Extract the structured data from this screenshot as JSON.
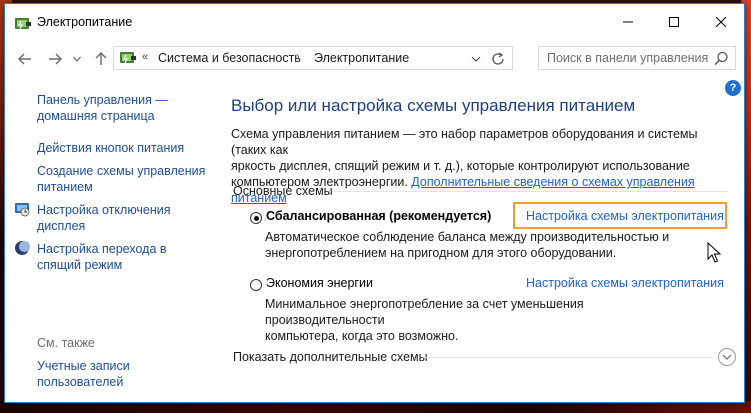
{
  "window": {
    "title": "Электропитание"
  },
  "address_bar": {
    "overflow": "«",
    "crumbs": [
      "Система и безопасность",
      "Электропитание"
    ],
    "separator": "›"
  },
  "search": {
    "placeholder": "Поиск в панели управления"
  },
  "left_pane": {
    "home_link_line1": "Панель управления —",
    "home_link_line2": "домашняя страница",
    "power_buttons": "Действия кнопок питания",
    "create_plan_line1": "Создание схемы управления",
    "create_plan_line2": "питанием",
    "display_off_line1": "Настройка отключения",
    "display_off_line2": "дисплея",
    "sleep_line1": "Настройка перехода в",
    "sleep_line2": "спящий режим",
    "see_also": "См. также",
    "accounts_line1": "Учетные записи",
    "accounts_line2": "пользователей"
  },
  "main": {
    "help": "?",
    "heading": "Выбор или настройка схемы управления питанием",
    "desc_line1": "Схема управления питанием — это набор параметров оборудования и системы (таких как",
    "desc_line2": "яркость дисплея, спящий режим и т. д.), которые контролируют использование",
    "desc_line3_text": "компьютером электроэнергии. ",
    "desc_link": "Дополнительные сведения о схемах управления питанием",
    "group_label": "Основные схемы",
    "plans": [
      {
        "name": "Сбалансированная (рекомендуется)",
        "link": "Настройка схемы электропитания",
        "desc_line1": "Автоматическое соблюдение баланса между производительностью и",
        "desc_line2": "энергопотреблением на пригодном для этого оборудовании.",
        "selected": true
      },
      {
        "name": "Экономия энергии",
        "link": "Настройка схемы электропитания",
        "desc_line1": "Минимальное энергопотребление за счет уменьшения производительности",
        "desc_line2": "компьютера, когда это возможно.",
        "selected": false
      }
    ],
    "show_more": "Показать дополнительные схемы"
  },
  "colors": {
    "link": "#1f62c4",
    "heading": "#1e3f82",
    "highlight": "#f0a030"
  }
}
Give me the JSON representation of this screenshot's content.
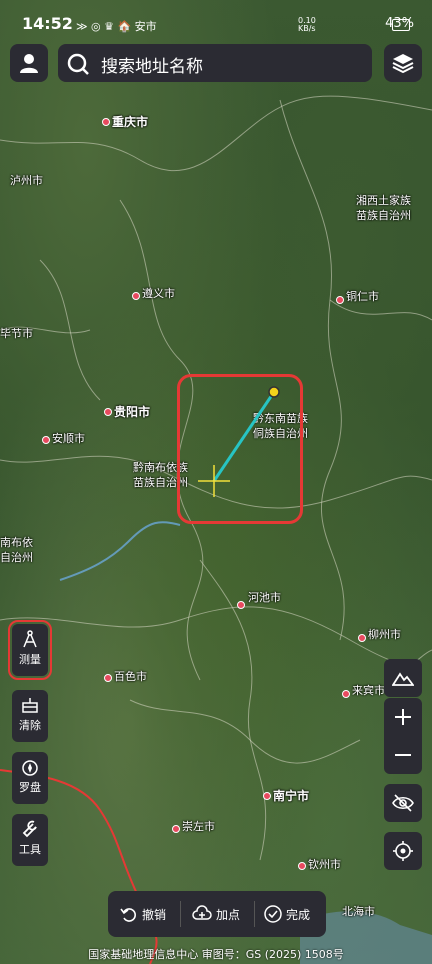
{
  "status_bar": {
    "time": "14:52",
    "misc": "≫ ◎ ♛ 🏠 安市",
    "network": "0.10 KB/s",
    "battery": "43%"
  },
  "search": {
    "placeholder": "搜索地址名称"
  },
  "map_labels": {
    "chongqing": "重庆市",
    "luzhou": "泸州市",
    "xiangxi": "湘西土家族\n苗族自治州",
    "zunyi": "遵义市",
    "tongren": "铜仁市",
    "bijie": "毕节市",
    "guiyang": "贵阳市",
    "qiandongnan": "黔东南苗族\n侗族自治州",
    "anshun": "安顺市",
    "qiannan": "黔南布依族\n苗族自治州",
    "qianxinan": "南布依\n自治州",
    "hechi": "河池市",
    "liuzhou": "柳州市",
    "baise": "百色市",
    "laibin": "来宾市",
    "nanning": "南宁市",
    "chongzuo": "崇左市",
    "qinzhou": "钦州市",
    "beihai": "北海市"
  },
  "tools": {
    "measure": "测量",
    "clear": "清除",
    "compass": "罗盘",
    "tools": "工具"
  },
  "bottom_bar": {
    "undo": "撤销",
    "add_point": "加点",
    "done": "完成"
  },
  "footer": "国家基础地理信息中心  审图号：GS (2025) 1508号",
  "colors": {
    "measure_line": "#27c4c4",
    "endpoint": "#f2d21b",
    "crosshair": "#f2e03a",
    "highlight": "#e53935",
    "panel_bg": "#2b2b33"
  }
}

====================

## Task statement
Without the pictures, extract every entry verbatim.

## Result of this exercise
Extract the structured data from this screenshot as JSON.
{
  "window": {
    "title": "Электропитание"
  },
  "address_bar": {
    "overflow": "«",
    "crumbs": [
      "Система и безопасность",
      "Электропитание"
    ],
    "separator": "›"
  },
  "search": {
    "placeholder": "Поиск в панели управления"
  },
  "left_pane": {
    "home_link_line1": "Панель управления —",
    "home_link_line2": "домашняя страница",
    "power_buttons": "Действия кнопок питания",
    "create_plan_line1": "Создание схемы управления",
    "create_plan_line2": "питанием",
    "display_off_line1": "Настройка отключения",
    "display_off_line2": "дисплея",
    "sleep_line1": "Настройка перехода в",
    "sleep_line2": "спящий режим",
    "see_also": "См. также",
    "accounts_line1": "Учетные записи",
    "accounts_line2": "пользователей"
  },
  "main": {
    "help": "?",
    "heading": "Выбор или настройка схемы управления питанием",
    "desc_line1": "Схема управления питанием — это набор параметров оборудования и системы (таких как",
    "desc_line2": "яркость дисплея, спящий режим и т. д.), которые контролируют использование",
    "desc_line3_text": "компьютером электроэнергии. ",
    "desc_link": "Дополнительные сведения о схемах управления питанием",
    "group_label": "Основные схемы",
    "plans": [
      {
        "name": "Сбалансированная (рекомендуется)",
        "link": "Настройка схемы электропитания",
        "desc_line1": "Автоматическое соблюдение баланса между производительностью и",
        "desc_line2": "энергопотреблением на пригодном для этого оборудовании.",
        "selected": true
      },
      {
        "name": "Экономия энергии",
        "link": "Настройка схемы электропитания",
        "desc_line1": "Минимальное энергопотребление за счет уменьшения производительности",
        "desc_line2": "компьютера, когда это возможно.",
        "selected": false
      }
    ],
    "show_more": "Показать дополнительные схемы"
  },
  "colors": {
    "link": "#1f62c4",
    "heading": "#1e3f82",
    "highlight": "#f0a030"
  }
}
Give me the JSON representation of this screenshot's content.
{
  "status_bar": {
    "time": "14:52",
    "misc": "≫ ◎ ♛ 🏠 安市",
    "network": "0.10 KB/s",
    "battery": "43%"
  },
  "search": {
    "placeholder": "搜索地址名称"
  },
  "map_labels": {
    "chongqing": "重庆市",
    "luzhou": "泸州市",
    "xiangxi": "湘西土家族\n苗族自治州",
    "zunyi": "遵义市",
    "tongren": "铜仁市",
    "bijie": "毕节市",
    "guiyang": "贵阳市",
    "qiandongnan": "黔东南苗族\n侗族自治州",
    "anshun": "安顺市",
    "qiannan": "黔南布依族\n苗族自治州",
    "qianxinan": "南布依\n自治州",
    "hechi": "河池市",
    "liuzhou": "柳州市",
    "baise": "百色市",
    "laibin": "来宾市",
    "nanning": "南宁市",
    "chongzuo": "崇左市",
    "qinzhou": "钦州市",
    "beihai": "北海市"
  },
  "tools": {
    "measure": "测量",
    "clear": "清除",
    "compass": "罗盘",
    "tools": "工具"
  },
  "bottom_bar": {
    "undo": "撤销",
    "add_point": "加点",
    "done": "完成"
  },
  "footer": "国家基础地理信息中心  审图号：GS (2025) 1508号",
  "colors": {
    "measure_line": "#27c4c4",
    "endpoint": "#f2d21b",
    "crosshair": "#f2e03a",
    "highlight": "#e53935",
    "panel_bg": "#2b2b33"
  }
}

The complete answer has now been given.